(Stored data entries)
★ ★ ★ ★

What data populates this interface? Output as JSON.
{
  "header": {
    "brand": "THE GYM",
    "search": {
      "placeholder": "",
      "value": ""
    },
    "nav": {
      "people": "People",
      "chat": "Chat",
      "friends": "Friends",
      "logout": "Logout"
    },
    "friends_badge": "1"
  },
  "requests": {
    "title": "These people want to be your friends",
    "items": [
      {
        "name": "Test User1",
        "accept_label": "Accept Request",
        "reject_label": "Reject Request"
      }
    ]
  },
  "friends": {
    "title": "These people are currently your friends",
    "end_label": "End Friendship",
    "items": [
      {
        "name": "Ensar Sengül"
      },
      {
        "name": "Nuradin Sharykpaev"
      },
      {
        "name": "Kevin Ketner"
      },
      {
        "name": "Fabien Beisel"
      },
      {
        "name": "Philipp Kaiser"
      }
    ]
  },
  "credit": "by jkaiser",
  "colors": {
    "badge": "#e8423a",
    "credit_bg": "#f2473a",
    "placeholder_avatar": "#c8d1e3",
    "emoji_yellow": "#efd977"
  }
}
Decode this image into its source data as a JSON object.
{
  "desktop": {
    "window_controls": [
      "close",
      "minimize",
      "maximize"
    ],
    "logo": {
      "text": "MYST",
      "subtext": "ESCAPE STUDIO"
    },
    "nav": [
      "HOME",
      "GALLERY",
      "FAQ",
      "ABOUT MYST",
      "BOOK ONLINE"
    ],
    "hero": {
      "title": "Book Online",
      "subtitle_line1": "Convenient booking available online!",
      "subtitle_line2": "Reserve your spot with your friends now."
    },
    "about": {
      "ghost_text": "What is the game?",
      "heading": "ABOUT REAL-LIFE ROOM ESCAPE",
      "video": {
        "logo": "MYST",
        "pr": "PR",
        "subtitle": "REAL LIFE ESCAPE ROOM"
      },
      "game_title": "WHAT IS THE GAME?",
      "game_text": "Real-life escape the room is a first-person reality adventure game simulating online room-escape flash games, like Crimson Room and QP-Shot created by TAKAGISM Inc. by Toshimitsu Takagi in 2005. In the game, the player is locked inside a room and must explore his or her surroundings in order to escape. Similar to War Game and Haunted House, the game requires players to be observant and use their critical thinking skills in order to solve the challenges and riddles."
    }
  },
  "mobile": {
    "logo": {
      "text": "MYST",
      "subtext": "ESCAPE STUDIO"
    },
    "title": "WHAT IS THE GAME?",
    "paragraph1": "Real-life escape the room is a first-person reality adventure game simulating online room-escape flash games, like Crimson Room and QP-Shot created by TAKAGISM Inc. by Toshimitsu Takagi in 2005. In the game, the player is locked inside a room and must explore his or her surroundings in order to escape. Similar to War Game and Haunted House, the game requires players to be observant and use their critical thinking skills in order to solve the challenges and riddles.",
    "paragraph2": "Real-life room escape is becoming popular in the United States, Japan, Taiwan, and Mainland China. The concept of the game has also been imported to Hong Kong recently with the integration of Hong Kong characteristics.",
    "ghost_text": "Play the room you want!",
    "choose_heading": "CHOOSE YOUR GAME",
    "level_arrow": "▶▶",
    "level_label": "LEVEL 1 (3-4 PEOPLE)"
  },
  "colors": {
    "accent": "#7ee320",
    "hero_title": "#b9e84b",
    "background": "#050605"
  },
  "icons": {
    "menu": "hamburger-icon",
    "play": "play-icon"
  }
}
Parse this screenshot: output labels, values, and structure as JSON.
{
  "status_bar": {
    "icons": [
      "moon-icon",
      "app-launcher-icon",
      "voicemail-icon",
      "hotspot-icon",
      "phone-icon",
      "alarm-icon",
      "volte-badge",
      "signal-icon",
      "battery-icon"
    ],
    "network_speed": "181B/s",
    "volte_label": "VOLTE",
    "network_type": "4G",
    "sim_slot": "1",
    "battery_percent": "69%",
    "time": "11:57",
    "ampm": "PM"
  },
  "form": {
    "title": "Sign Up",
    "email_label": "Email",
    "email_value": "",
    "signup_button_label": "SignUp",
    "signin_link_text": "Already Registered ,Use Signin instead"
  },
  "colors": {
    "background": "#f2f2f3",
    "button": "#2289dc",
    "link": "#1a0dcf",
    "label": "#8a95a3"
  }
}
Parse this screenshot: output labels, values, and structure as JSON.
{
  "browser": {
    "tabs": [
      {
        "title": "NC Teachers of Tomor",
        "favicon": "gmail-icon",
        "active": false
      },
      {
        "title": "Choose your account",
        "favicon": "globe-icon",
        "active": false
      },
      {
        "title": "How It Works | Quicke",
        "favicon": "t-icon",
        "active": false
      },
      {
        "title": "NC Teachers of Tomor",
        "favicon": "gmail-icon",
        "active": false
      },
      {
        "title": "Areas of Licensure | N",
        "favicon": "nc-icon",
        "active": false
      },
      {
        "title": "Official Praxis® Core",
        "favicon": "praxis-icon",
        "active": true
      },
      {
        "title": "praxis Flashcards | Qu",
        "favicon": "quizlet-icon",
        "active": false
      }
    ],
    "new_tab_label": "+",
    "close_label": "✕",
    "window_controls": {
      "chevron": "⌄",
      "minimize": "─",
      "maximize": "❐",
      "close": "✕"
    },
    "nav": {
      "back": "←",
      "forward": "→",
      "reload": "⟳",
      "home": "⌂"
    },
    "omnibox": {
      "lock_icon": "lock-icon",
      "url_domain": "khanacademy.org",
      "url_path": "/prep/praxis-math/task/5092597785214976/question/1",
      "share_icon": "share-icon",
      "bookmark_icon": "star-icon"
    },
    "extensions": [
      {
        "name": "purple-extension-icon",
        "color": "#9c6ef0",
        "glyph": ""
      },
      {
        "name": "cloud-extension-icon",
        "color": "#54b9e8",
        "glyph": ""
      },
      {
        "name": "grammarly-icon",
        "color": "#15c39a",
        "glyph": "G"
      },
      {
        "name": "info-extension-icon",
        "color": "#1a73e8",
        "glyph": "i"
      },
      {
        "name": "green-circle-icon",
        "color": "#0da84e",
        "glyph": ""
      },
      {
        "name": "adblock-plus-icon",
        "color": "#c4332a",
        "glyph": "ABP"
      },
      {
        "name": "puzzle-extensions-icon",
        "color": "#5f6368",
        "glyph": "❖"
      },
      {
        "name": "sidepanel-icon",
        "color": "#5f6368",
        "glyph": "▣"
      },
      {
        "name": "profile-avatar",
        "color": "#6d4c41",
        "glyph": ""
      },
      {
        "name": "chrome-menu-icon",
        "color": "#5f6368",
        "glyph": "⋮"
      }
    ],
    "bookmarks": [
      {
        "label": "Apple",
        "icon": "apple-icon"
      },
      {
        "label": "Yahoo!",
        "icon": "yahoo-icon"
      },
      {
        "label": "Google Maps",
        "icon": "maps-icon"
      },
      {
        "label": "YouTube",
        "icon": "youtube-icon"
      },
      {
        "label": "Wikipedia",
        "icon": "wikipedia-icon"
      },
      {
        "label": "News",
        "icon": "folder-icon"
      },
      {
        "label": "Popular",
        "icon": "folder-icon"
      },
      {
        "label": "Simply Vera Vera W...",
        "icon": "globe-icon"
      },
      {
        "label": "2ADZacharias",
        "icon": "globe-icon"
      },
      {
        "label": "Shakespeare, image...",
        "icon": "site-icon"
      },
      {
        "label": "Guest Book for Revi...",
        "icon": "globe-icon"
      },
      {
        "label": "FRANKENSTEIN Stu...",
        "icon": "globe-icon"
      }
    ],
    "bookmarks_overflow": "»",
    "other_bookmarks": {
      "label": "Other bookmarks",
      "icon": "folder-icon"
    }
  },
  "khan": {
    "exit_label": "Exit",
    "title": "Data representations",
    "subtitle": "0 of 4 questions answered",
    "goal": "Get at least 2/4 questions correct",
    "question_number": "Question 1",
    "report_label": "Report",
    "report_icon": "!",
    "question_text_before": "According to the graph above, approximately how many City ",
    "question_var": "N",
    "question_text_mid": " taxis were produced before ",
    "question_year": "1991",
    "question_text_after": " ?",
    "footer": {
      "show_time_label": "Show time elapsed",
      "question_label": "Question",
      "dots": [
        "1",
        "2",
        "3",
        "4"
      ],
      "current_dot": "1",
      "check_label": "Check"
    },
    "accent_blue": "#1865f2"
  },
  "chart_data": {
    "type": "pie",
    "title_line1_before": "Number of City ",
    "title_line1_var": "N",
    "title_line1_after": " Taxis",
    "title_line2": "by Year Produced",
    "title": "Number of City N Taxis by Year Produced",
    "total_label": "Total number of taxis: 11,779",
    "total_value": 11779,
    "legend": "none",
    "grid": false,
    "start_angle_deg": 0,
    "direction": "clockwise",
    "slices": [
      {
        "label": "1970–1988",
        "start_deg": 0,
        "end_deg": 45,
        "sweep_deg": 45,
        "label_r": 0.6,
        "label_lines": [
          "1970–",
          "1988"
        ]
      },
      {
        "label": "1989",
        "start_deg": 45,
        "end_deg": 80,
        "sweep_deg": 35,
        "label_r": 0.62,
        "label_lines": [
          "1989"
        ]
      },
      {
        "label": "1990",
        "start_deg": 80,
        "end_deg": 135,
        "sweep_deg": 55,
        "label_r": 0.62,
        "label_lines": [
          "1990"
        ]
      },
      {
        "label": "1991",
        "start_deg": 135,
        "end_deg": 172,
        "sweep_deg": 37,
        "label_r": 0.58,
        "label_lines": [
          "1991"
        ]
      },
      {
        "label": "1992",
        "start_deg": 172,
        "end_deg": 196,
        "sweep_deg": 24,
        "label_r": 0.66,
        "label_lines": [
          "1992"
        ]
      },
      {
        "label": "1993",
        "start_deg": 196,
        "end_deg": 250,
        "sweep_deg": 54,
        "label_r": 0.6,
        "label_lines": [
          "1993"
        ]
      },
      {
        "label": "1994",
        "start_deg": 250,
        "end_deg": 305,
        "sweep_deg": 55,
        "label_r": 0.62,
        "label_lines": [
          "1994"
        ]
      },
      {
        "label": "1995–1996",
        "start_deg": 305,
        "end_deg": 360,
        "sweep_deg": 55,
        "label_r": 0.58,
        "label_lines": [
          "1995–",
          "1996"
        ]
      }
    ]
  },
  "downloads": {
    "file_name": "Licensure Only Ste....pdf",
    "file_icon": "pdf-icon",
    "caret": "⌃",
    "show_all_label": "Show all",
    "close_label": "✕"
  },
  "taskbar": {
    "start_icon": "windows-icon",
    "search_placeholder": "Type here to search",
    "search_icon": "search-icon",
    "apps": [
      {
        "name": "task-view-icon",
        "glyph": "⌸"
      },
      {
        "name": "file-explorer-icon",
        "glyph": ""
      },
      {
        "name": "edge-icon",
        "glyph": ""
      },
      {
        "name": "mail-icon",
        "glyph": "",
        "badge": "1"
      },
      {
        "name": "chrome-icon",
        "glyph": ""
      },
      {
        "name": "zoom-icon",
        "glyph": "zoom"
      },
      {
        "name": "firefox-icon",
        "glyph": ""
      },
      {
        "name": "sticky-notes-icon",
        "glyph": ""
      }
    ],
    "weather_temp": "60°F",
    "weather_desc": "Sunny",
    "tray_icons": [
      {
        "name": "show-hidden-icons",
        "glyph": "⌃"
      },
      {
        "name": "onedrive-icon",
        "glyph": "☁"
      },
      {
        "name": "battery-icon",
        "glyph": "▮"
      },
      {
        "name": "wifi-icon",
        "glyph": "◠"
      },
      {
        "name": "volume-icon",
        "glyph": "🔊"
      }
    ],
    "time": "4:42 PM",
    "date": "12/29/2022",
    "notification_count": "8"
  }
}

★ ★ ★ ★

Pick out the lines that include the word "search" and write them out.

    "search": {
    "search_placeholder": "Type here to search",
    "search_icon": "search-icon",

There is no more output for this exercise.